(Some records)
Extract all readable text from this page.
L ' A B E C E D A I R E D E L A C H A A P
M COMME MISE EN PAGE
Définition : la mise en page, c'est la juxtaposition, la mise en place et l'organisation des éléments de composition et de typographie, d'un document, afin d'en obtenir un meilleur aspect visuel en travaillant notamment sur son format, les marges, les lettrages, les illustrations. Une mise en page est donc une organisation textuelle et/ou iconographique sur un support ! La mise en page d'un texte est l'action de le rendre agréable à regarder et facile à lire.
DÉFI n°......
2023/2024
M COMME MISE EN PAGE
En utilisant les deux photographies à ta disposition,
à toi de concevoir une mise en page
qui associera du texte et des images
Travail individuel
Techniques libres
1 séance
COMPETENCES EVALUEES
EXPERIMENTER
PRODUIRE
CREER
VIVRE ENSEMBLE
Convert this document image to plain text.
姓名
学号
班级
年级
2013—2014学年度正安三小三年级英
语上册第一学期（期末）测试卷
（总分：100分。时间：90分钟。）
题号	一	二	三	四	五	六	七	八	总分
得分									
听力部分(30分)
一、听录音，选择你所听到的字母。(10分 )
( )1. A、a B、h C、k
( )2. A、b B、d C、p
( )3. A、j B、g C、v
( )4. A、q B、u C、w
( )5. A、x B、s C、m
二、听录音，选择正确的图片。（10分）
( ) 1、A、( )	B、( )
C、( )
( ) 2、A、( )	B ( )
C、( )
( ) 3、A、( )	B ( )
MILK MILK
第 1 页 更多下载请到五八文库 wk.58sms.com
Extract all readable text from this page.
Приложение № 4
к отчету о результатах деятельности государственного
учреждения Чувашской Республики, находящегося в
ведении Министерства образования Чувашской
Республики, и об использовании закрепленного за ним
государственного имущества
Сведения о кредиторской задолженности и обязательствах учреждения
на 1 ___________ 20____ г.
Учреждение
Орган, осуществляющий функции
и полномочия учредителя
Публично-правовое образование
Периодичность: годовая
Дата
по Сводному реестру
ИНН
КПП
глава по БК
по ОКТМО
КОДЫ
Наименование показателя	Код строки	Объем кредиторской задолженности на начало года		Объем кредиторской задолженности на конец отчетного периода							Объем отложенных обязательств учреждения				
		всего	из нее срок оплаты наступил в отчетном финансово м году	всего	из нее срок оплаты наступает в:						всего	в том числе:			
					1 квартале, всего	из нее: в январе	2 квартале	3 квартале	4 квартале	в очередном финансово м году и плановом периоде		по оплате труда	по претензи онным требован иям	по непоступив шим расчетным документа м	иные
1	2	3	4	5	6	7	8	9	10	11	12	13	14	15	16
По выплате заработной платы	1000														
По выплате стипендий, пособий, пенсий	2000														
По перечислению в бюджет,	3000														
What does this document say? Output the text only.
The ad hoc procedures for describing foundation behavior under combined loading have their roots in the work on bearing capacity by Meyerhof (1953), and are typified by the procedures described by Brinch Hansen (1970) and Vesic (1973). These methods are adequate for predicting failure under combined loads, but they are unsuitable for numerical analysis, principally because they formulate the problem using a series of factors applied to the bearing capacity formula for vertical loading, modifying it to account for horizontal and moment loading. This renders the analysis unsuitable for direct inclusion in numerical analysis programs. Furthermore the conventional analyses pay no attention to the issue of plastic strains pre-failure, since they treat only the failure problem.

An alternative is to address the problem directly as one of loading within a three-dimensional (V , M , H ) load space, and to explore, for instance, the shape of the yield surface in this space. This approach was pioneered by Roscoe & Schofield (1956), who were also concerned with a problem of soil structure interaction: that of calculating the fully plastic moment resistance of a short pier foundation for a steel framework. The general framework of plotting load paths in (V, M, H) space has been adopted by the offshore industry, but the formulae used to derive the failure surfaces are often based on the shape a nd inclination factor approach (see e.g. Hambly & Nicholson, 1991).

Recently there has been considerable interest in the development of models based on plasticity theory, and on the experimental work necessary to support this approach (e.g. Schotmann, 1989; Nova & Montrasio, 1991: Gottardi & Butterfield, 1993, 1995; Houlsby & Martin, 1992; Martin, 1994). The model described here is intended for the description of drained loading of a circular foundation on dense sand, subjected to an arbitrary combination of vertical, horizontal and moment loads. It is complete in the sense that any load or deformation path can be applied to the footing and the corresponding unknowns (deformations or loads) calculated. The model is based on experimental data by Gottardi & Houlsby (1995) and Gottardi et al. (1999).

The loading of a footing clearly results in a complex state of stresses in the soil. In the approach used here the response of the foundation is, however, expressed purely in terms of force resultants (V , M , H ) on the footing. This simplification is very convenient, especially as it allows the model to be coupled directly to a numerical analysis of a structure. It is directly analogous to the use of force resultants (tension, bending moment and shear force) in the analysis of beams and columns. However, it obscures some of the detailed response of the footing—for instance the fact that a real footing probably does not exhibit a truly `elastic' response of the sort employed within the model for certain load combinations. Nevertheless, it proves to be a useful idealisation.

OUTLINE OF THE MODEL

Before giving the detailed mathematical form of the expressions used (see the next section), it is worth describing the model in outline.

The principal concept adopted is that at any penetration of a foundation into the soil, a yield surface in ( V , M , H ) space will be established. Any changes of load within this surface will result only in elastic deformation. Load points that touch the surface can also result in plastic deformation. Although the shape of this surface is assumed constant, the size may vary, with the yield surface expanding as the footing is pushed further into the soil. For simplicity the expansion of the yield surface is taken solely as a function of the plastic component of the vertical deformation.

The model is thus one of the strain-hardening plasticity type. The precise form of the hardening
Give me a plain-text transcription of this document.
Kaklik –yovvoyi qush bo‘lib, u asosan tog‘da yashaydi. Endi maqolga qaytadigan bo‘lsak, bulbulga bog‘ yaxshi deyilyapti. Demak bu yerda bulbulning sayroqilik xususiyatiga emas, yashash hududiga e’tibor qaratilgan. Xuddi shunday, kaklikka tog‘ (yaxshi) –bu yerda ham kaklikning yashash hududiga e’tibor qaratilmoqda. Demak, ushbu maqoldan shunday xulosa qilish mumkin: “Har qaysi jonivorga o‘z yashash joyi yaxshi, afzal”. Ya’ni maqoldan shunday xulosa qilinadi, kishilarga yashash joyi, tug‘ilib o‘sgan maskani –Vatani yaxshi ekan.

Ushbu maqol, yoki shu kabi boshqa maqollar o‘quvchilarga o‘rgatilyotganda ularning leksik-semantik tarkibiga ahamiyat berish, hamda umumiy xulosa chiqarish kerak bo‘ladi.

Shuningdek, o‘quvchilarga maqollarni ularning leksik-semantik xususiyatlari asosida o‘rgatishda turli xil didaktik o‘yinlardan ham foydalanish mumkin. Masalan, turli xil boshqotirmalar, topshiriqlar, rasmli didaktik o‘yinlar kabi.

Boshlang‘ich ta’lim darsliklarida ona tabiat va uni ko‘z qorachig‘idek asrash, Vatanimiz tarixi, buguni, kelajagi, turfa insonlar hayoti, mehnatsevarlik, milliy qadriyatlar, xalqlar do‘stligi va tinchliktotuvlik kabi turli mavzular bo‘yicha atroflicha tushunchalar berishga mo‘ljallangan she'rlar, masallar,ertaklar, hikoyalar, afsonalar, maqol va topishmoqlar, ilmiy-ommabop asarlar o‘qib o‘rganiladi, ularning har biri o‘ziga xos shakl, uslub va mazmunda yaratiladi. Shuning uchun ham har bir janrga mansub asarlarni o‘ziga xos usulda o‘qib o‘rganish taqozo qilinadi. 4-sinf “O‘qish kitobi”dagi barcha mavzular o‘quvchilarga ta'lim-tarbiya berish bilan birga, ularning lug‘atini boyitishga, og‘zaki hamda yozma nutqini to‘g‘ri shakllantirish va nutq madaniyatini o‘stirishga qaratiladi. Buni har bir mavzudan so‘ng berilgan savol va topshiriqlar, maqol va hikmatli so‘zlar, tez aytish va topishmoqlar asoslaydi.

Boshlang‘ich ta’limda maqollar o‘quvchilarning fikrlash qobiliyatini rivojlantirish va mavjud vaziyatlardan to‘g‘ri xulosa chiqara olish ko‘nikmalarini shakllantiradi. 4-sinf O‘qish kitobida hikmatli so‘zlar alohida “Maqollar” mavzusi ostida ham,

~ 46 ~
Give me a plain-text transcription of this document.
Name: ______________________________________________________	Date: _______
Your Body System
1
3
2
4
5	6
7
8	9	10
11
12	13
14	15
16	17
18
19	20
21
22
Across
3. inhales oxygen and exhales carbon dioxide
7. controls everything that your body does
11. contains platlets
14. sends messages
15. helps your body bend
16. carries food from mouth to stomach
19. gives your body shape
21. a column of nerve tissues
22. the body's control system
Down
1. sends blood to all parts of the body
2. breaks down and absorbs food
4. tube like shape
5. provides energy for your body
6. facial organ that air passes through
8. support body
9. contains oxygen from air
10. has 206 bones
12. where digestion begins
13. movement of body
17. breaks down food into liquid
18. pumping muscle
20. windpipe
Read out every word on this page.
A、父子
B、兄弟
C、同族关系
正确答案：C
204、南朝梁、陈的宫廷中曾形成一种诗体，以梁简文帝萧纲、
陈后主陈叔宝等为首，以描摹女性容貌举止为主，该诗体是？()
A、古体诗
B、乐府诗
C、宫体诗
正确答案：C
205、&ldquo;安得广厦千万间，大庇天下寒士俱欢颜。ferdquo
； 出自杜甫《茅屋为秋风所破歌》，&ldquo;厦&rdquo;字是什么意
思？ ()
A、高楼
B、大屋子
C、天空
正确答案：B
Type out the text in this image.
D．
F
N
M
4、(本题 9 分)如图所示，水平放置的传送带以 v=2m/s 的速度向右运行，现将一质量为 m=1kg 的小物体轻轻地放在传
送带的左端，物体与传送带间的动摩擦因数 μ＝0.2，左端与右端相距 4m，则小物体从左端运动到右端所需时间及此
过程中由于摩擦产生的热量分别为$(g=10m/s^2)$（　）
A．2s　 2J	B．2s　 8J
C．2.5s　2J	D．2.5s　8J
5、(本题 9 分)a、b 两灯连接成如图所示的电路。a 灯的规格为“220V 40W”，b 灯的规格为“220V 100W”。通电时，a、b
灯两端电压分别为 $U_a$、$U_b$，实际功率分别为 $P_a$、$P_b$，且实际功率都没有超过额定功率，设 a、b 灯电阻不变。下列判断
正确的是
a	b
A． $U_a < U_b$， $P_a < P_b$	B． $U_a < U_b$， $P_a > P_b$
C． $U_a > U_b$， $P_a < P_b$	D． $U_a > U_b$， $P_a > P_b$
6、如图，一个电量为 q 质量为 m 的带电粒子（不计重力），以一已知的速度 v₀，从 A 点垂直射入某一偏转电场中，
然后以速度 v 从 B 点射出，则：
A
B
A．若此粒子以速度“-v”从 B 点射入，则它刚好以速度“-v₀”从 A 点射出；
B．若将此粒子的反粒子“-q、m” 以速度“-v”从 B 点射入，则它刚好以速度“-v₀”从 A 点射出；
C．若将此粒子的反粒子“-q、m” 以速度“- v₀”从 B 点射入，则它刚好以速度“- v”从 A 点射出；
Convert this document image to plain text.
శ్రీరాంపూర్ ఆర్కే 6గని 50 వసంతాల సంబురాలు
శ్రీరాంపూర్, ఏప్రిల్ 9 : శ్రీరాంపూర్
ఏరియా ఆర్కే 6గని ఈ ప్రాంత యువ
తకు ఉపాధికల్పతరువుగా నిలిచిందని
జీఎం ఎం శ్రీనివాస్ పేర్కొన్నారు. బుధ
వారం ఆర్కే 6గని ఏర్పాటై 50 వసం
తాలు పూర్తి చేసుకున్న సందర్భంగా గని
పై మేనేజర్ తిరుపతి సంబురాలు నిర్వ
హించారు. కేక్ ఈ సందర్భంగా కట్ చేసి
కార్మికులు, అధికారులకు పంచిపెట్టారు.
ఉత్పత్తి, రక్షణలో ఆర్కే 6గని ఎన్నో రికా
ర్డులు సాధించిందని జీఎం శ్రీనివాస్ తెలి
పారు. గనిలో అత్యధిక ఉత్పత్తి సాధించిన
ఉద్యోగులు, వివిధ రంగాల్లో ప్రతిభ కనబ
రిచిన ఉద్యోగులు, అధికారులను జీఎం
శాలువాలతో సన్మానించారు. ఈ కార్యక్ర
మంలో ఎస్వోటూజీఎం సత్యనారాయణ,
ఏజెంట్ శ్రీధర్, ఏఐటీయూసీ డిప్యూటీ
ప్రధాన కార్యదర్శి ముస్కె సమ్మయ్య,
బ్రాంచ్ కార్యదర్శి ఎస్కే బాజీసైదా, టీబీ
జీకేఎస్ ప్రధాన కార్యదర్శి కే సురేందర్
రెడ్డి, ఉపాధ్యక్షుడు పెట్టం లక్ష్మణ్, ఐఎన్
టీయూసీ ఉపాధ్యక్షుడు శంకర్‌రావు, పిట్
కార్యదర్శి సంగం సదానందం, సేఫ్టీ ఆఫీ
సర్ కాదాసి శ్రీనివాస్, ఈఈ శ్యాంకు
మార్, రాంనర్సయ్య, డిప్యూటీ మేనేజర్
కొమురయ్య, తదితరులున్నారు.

Exercise goal: How many of the lines above contain the string "учреждения"? Give the number only.

Expected output: 3